• [SET EXERCISE] Provide nothing beyond the count of lines that include the string "BTC价格和大额转账数比较".

==*==

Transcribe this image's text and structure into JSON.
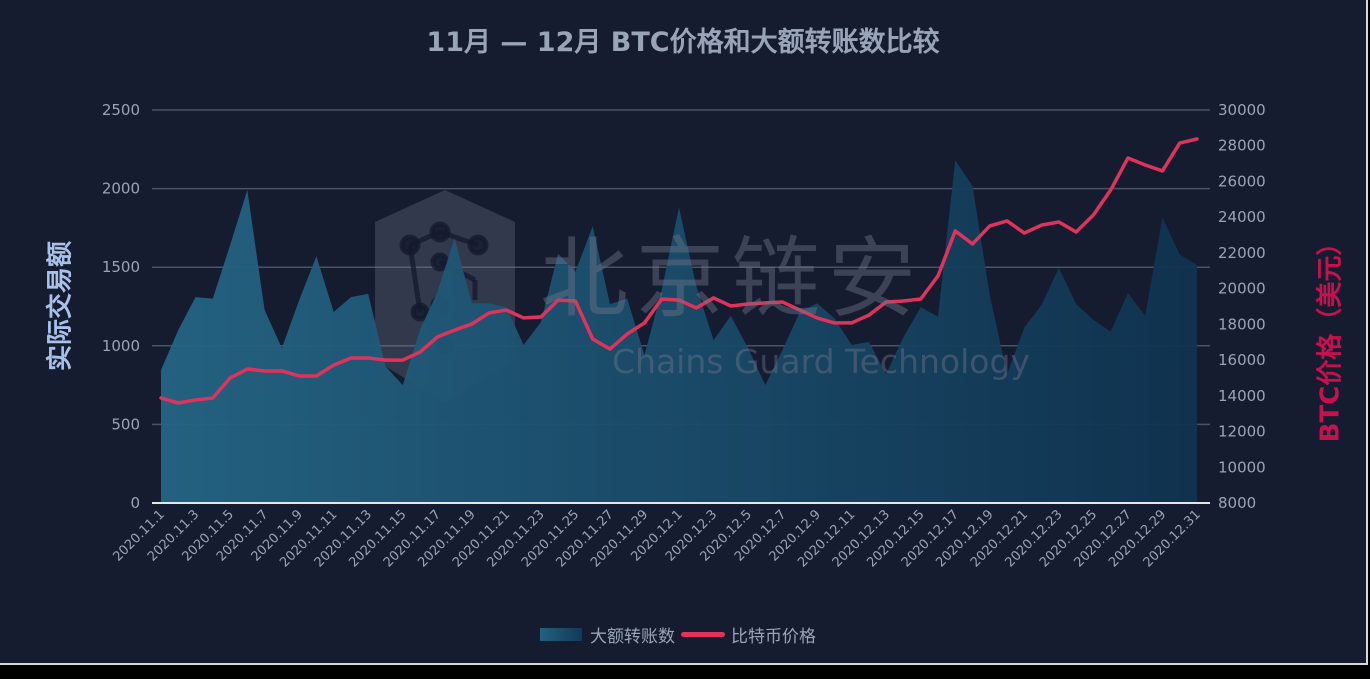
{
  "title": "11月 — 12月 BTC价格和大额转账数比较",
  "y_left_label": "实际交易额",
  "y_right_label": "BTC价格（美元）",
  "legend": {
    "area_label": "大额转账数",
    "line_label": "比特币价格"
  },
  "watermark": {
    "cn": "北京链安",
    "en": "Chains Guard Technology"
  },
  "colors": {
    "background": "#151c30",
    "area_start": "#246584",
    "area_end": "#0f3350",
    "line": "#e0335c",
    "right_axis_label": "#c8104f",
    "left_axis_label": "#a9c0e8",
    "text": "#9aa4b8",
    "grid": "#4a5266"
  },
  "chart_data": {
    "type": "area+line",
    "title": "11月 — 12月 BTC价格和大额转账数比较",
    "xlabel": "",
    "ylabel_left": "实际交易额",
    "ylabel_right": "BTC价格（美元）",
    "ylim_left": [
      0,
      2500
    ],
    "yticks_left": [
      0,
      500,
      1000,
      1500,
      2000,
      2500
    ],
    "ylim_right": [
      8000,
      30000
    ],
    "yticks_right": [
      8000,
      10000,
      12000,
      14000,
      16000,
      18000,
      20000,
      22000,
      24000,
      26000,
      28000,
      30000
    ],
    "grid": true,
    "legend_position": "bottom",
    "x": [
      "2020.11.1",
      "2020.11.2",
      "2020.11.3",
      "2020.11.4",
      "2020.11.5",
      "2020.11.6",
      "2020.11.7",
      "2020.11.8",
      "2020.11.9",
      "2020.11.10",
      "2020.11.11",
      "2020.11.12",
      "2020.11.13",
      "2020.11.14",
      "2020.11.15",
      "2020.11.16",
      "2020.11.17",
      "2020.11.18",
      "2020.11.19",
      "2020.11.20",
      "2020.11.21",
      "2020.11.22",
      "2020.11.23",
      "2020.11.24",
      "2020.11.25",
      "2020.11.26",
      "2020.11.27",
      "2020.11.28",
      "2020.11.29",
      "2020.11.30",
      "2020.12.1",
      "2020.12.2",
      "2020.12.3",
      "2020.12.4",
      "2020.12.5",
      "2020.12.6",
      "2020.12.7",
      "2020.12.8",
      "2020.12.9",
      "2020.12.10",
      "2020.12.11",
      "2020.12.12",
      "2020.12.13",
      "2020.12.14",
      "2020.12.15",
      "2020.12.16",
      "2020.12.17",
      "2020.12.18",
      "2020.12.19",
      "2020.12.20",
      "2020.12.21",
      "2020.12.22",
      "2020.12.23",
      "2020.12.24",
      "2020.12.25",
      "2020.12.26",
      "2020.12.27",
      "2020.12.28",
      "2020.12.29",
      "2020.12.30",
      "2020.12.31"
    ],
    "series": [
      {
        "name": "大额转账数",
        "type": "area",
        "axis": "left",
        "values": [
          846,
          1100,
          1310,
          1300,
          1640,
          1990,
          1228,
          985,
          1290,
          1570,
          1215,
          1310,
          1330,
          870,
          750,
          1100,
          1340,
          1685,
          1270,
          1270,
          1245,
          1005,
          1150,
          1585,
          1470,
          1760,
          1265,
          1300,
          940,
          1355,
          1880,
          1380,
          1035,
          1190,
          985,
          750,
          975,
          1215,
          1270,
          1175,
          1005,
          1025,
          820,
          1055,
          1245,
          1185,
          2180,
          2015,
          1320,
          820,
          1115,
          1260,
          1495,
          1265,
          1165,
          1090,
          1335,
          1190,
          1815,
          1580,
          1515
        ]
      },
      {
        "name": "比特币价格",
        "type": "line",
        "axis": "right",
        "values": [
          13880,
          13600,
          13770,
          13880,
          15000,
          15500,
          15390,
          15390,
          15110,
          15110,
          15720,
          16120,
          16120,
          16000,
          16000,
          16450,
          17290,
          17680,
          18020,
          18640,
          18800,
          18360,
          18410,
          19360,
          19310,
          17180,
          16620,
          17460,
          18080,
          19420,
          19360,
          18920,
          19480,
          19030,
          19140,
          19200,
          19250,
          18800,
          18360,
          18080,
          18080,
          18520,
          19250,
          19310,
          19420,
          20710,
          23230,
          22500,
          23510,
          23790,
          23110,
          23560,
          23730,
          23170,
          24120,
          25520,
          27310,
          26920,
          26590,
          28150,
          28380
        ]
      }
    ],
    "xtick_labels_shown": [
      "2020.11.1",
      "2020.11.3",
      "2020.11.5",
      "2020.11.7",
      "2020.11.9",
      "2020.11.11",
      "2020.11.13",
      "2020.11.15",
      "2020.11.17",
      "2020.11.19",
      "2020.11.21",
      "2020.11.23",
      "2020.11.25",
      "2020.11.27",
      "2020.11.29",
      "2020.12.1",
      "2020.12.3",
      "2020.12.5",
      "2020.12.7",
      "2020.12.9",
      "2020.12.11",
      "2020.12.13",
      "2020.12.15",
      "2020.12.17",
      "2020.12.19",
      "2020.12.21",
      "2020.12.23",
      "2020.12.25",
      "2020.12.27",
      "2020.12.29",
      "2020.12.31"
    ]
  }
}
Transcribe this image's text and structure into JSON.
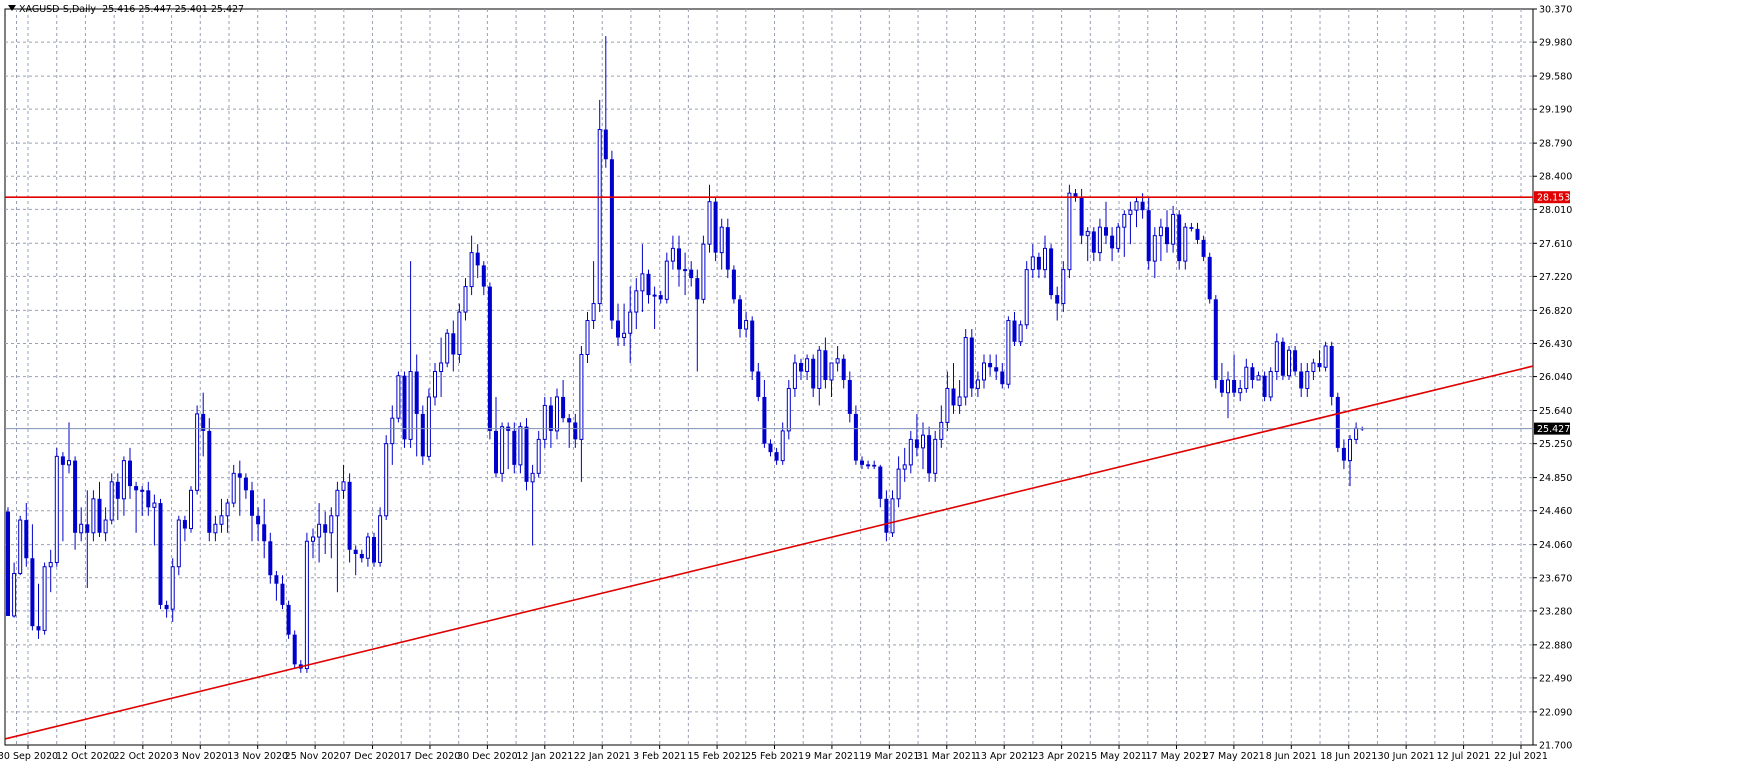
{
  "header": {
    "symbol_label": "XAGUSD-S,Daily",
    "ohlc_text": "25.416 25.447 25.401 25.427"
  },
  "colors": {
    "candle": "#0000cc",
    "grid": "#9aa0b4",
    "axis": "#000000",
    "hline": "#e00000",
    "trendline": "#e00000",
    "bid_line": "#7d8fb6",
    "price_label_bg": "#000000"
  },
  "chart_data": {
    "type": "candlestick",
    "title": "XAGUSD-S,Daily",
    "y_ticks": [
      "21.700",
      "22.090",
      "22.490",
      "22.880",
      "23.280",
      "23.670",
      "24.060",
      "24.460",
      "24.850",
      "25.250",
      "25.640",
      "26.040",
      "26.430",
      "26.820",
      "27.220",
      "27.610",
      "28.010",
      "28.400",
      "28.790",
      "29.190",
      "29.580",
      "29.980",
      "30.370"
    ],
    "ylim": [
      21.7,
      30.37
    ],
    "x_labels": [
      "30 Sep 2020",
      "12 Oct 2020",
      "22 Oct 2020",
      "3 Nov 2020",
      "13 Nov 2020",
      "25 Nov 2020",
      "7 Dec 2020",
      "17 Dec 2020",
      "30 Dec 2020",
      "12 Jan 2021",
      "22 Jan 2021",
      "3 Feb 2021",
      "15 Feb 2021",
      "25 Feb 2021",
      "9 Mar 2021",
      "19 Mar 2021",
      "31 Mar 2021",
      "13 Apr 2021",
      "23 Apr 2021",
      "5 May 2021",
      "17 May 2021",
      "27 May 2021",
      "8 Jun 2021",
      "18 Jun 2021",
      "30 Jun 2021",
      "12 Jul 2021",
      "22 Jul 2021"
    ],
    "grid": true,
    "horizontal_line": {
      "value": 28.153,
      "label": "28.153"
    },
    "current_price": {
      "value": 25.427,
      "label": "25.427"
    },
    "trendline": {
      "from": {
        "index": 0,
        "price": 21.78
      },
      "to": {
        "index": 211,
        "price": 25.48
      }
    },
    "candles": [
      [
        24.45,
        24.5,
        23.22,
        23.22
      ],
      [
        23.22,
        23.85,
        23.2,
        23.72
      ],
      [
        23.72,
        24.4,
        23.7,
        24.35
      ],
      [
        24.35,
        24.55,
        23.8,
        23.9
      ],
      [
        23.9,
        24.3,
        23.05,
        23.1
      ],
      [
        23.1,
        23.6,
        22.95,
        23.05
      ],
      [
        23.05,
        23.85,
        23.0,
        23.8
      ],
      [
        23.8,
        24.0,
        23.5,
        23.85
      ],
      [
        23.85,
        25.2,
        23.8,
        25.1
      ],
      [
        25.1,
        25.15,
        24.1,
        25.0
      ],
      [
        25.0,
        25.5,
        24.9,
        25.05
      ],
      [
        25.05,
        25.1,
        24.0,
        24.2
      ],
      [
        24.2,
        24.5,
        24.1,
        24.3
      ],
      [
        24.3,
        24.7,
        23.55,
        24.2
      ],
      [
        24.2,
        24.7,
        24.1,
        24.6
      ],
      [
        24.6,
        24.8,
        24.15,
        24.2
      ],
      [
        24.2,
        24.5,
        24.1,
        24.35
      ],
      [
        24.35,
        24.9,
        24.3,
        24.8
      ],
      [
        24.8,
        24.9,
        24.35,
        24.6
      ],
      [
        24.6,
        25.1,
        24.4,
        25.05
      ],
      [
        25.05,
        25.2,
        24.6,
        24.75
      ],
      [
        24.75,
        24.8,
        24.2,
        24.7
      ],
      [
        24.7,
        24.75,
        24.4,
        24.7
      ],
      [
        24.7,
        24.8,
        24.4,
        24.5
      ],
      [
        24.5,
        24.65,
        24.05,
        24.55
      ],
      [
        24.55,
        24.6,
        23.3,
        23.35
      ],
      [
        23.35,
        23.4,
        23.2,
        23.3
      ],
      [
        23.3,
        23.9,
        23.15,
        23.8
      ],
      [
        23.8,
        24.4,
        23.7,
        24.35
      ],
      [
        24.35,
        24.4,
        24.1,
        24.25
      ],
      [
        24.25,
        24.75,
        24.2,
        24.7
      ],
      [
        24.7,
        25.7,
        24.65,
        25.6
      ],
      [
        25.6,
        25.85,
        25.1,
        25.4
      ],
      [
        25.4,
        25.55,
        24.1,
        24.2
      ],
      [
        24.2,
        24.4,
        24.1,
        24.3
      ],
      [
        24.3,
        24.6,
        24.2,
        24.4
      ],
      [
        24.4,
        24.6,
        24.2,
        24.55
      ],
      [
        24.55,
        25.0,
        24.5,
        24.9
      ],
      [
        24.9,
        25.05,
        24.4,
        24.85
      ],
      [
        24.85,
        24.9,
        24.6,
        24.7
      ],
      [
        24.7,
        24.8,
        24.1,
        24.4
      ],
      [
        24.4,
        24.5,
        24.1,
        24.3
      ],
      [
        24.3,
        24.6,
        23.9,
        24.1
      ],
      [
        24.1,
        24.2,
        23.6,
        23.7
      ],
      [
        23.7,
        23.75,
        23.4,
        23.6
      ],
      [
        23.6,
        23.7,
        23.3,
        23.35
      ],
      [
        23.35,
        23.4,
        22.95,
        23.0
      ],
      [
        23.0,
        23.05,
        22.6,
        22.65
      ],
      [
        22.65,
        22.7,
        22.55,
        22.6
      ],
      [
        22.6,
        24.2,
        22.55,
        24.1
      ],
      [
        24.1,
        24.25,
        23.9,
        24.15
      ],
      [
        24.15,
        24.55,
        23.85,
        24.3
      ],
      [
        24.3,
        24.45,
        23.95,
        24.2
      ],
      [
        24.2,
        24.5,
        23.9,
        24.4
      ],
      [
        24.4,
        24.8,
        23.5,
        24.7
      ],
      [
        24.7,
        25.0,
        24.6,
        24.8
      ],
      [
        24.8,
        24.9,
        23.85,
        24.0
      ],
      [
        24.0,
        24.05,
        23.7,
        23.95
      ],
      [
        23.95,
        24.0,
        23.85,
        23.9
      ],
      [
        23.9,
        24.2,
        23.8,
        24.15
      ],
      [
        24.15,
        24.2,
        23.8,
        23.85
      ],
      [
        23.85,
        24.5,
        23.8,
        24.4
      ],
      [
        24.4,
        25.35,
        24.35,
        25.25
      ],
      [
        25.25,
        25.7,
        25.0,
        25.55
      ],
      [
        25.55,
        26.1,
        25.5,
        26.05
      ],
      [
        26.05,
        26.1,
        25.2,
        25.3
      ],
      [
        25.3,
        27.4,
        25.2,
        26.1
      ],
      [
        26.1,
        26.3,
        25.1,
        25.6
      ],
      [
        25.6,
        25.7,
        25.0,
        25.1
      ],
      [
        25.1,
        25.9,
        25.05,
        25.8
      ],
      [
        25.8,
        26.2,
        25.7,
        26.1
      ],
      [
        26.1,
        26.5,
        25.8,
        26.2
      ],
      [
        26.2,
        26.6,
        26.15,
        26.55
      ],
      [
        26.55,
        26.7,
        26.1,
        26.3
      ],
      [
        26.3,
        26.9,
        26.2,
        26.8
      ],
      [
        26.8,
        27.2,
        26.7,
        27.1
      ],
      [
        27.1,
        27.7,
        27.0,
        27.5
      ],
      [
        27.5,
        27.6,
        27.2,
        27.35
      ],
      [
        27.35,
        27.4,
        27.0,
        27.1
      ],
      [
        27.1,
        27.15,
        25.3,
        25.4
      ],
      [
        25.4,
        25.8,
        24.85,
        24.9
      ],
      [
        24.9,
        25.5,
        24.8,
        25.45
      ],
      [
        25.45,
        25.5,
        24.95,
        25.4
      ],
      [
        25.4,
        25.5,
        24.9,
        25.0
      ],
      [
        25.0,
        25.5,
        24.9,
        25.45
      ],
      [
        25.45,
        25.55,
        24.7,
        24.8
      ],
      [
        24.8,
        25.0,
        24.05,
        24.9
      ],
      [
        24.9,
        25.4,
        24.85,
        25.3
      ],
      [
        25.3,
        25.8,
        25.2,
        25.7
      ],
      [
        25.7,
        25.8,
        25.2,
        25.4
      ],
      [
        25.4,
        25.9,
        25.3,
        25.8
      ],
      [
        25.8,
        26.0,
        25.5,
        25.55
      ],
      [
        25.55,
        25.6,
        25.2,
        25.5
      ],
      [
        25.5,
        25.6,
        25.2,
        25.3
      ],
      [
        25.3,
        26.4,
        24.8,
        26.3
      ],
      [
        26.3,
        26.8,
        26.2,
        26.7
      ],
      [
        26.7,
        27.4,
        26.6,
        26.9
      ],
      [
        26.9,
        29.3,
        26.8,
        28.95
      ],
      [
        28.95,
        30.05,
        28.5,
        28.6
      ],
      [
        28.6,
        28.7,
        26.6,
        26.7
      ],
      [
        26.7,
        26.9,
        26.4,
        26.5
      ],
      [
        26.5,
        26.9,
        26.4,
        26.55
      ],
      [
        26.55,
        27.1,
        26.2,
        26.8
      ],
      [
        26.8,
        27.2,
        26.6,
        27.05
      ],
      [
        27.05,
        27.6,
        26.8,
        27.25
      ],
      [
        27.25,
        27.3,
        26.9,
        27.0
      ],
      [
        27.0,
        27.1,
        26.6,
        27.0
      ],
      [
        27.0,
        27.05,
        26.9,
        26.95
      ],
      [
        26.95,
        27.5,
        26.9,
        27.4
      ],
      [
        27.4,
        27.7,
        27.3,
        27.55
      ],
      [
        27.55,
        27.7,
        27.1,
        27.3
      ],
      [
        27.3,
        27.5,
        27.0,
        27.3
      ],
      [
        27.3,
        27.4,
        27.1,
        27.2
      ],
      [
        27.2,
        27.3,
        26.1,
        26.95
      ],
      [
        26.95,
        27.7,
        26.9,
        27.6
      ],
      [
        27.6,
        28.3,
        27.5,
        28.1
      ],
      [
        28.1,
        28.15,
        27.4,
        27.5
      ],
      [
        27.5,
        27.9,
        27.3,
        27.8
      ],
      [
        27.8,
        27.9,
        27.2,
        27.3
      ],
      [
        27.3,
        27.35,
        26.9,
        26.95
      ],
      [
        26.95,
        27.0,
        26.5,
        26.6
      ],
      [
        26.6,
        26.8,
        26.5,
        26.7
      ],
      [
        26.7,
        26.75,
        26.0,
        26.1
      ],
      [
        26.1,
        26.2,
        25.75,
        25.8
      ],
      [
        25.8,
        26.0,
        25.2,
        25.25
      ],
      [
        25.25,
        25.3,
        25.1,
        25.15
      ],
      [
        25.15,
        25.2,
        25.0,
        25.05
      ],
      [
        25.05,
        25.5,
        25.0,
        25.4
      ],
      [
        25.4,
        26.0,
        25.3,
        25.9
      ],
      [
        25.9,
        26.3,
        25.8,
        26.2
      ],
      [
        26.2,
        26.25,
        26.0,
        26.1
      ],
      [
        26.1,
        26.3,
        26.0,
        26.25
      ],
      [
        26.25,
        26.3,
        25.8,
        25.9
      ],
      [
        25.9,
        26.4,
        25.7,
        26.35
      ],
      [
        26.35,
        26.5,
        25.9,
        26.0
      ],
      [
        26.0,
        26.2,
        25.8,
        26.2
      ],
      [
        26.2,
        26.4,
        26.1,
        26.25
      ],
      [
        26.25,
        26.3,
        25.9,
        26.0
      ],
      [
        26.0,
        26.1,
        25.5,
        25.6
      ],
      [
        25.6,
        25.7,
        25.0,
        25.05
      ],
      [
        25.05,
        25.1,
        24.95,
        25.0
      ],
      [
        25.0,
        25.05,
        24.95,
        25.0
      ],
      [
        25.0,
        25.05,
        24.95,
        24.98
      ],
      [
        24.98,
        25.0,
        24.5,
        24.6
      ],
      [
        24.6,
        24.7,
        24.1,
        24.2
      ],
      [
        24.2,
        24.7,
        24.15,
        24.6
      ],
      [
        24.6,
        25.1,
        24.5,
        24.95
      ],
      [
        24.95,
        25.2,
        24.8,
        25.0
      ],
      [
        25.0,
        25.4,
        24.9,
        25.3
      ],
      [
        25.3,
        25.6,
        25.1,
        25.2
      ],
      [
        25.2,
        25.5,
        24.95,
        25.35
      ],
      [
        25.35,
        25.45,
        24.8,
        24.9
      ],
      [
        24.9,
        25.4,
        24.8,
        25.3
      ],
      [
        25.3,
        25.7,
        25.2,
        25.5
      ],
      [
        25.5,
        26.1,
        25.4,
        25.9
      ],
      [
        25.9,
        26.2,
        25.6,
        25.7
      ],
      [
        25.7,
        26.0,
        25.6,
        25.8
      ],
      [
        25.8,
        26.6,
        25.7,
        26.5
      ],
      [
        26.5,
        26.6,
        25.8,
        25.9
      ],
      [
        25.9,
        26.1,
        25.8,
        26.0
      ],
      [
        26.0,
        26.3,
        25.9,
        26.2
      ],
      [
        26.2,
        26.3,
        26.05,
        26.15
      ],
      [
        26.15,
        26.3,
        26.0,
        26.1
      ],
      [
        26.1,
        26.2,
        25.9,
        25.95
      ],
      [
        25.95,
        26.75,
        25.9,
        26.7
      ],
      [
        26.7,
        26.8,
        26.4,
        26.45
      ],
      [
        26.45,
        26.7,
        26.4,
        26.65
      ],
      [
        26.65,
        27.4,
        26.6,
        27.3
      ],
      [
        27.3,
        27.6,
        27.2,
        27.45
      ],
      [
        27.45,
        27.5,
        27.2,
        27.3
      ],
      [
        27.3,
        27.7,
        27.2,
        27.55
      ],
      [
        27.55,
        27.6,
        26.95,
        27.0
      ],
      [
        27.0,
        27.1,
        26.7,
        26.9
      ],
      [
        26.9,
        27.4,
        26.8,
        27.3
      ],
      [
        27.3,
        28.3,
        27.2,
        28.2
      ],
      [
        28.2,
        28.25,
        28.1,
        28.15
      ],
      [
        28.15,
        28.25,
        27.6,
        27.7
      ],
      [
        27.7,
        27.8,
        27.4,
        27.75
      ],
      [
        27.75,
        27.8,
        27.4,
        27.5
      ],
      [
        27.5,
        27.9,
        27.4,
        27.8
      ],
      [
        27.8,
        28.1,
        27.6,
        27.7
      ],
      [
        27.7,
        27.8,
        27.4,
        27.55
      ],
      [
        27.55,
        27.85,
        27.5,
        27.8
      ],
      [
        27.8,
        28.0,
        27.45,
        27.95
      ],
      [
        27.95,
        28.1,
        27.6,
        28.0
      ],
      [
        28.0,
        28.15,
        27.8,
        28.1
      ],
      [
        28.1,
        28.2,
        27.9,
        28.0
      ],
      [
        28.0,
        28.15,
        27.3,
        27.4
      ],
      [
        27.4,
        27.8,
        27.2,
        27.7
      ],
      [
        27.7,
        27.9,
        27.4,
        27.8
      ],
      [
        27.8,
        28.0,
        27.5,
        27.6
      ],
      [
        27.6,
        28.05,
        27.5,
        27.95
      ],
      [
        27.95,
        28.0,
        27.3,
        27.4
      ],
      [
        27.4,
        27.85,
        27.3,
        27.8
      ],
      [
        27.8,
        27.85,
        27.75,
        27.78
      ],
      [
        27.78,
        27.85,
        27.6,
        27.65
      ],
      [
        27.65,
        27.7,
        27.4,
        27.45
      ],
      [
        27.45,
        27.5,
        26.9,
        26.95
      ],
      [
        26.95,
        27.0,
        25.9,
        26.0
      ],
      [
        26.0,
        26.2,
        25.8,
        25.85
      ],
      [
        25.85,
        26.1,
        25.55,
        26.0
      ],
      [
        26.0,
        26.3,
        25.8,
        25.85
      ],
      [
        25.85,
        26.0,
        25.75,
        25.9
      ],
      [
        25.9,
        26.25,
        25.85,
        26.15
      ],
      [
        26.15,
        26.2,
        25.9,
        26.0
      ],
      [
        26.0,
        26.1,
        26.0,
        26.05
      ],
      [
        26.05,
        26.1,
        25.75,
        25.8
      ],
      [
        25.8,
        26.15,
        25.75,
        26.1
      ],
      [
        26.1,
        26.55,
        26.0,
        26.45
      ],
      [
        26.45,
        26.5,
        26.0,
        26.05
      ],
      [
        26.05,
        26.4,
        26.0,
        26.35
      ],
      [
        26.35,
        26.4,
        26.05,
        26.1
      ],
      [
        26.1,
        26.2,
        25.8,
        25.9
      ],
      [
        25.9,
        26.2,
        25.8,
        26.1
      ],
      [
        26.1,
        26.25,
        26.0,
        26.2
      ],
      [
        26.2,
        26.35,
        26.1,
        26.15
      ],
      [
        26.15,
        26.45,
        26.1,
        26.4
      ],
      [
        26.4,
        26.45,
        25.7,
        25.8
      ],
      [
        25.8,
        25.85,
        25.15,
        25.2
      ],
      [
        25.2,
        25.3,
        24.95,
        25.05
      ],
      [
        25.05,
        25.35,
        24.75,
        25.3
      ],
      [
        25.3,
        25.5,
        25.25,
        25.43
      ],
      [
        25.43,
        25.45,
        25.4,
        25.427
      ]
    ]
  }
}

==*==

• [RESPONSE TO THE TASK] 2